(Stored items from a collection)
§ §

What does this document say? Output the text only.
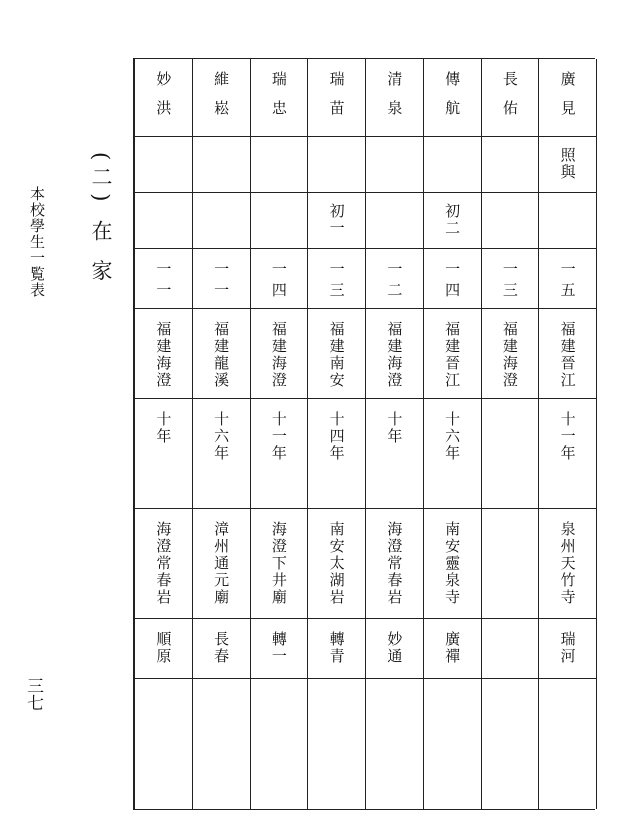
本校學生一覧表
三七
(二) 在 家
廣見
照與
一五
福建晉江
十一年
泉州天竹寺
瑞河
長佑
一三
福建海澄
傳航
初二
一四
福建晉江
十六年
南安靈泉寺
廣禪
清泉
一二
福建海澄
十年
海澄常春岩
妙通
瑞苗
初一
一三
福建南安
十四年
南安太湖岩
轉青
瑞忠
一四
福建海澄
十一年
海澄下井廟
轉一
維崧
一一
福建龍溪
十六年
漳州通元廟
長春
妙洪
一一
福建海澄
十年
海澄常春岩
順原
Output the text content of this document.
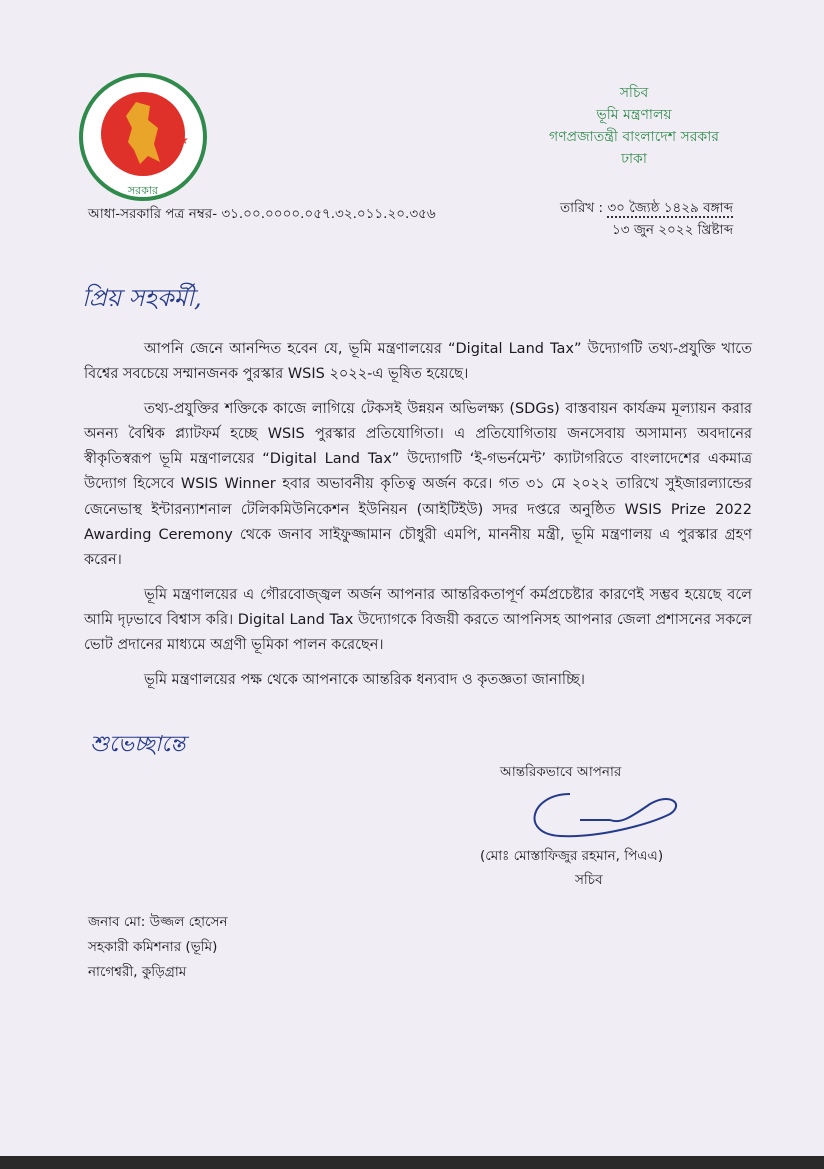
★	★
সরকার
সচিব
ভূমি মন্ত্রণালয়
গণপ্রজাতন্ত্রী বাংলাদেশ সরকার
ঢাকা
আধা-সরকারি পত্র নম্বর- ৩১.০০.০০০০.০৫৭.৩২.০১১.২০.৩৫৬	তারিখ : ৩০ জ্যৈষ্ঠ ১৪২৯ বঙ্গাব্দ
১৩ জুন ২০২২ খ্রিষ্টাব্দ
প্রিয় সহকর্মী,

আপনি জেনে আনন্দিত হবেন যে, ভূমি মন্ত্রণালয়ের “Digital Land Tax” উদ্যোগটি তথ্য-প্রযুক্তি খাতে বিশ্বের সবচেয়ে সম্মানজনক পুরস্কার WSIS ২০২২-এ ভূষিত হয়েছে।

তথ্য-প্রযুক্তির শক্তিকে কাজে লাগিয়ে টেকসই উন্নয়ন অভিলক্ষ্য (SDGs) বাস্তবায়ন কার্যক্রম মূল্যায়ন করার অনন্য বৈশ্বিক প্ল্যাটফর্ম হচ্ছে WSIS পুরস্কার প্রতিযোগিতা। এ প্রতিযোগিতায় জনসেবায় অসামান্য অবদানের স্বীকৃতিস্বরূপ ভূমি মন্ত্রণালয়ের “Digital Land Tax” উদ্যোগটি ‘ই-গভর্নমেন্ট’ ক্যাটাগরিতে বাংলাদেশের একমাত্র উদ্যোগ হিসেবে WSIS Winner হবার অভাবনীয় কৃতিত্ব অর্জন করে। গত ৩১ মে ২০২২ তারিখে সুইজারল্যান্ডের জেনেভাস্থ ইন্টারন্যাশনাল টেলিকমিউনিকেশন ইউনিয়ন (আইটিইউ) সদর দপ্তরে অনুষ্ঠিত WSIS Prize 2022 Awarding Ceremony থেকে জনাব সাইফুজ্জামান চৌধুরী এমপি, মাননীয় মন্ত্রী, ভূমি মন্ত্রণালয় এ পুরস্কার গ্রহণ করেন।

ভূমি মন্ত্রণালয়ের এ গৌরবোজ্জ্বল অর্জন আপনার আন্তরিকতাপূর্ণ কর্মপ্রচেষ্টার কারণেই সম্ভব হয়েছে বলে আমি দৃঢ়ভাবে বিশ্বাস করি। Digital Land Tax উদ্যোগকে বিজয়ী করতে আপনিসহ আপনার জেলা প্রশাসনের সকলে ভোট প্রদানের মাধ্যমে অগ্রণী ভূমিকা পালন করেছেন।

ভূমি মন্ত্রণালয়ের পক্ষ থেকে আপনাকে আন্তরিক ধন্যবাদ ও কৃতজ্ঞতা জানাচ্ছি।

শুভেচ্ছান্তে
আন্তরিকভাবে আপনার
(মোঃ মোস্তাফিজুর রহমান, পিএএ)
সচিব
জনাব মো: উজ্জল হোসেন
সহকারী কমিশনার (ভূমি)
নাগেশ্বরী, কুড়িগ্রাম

§ §

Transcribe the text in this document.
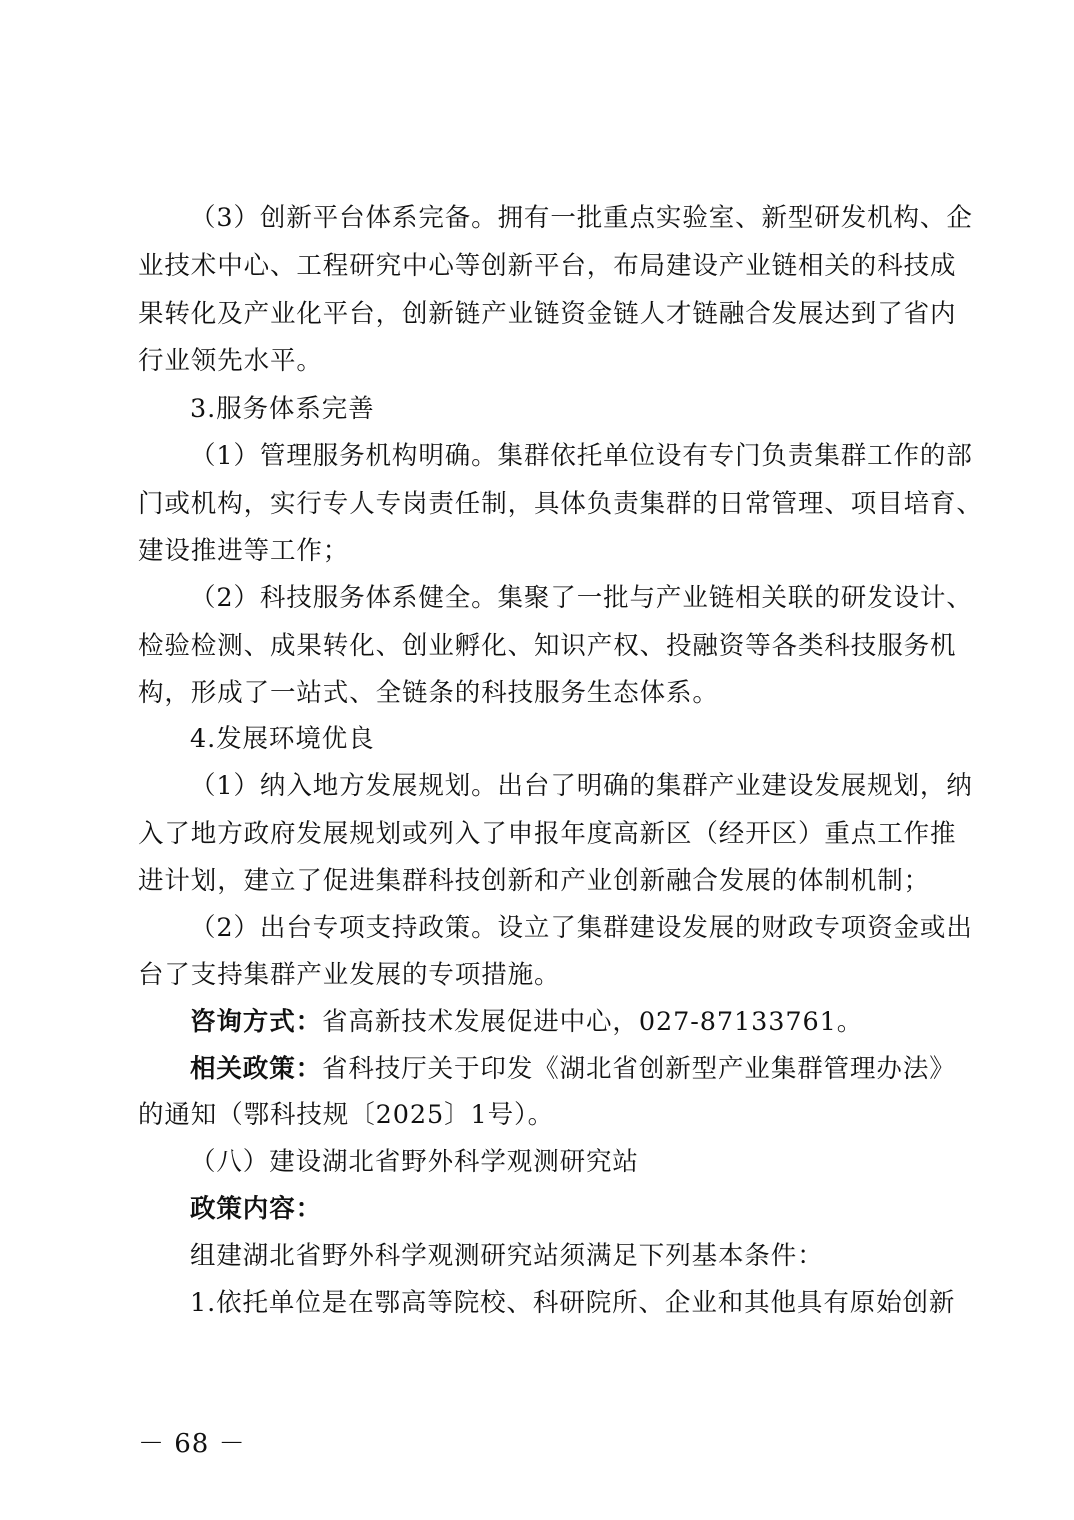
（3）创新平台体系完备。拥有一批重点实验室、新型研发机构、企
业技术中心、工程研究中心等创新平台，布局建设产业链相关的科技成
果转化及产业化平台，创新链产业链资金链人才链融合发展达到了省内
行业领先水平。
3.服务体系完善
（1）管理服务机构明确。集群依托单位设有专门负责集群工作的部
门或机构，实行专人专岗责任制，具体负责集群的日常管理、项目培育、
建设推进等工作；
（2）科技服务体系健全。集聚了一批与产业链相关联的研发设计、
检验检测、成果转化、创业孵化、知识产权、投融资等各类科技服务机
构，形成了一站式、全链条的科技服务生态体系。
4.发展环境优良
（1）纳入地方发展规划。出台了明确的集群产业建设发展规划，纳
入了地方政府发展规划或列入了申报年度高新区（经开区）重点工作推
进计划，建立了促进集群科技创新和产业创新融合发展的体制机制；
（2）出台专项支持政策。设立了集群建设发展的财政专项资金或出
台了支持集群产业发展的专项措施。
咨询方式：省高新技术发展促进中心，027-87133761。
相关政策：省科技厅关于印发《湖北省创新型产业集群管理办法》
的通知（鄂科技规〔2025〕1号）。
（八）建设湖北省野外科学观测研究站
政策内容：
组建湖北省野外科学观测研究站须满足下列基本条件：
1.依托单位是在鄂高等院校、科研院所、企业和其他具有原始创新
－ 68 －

§ §

**EXERCISE DIRECTIONS:** Pull out each line containing the word "Digital" and copy it.

**COMPLETED EXERCISE:**
আপনি জেনে আনন্দিত হবেন যে, ভূমি মন্ত্রণালয়ের “Digital Land Tax” উদ্যোগটি তথ্য-প্রযুক্তি খাতে বিশ্বের সবচেয়ে সম্মানজনক পুরস্কার WSIS ২০২২-এ ভূষিত হয়েছে।
তথ্য-প্রযুক্তির শক্তিকে কাজে লাগিয়ে টেকসই উন্নয়ন অভিলক্ষ্য (SDGs) বাস্তবায়ন কার্যক্রম মূল্যায়ন করার অনন্য বৈশ্বিক প্ল্যাটফর্ম হচ্ছে WSIS পুরস্কার প্রতিযোগিতা। এ প্রতিযোগিতায় জনসেবায় অসামান্য অবদানের স্বীকৃতিস্বরূপ ভূমি মন্ত্রণালয়ের “Digital Land Tax” উদ্যোগটি ‘ই-গভর্নমেন্ট’ ক্যাটাগরিতে বাংলাদেশের একমাত্র উদ্যোগ হিসেবে WSIS Winner হবার অভাবনীয় কৃতিত্ব অর্জন করে। গত ৩১ মে ২০২২ তারিখে সুইজারল্যান্ডের জেনেভাস্থ ইন্টারন্যাশনাল টেলিকমিউনিকেশন ইউনিয়ন (আইটিইউ) সদর দপ্তরে অনুষ্ঠিত WSIS Prize 2022 Awarding Ceremony থেকে জনাব সাইফুজ্জামান চৌধুরী এমপি, মাননীয় মন্ত্রী, ভূমি মন্ত্রণালয় এ পুরস্কার গ্রহণ করেন।
ভূমি মন্ত্রণালয়ের এ গৌরবোজ্জ্বল অর্জন আপনার আন্তরিকতাপূর্ণ কর্মপ্রচেষ্টার কারণেই সম্ভব হয়েছে বলে আমি দৃঢ়ভাবে বিশ্বাস করি। Digital Land Tax উদ্যোগকে বিজয়ী করতে আপনিসহ আপনার জেলা প্রশাসনের সকলে ভোট প্রদানের মাধ্যমে অগ্রণী ভূমিকা পালন করেছেন।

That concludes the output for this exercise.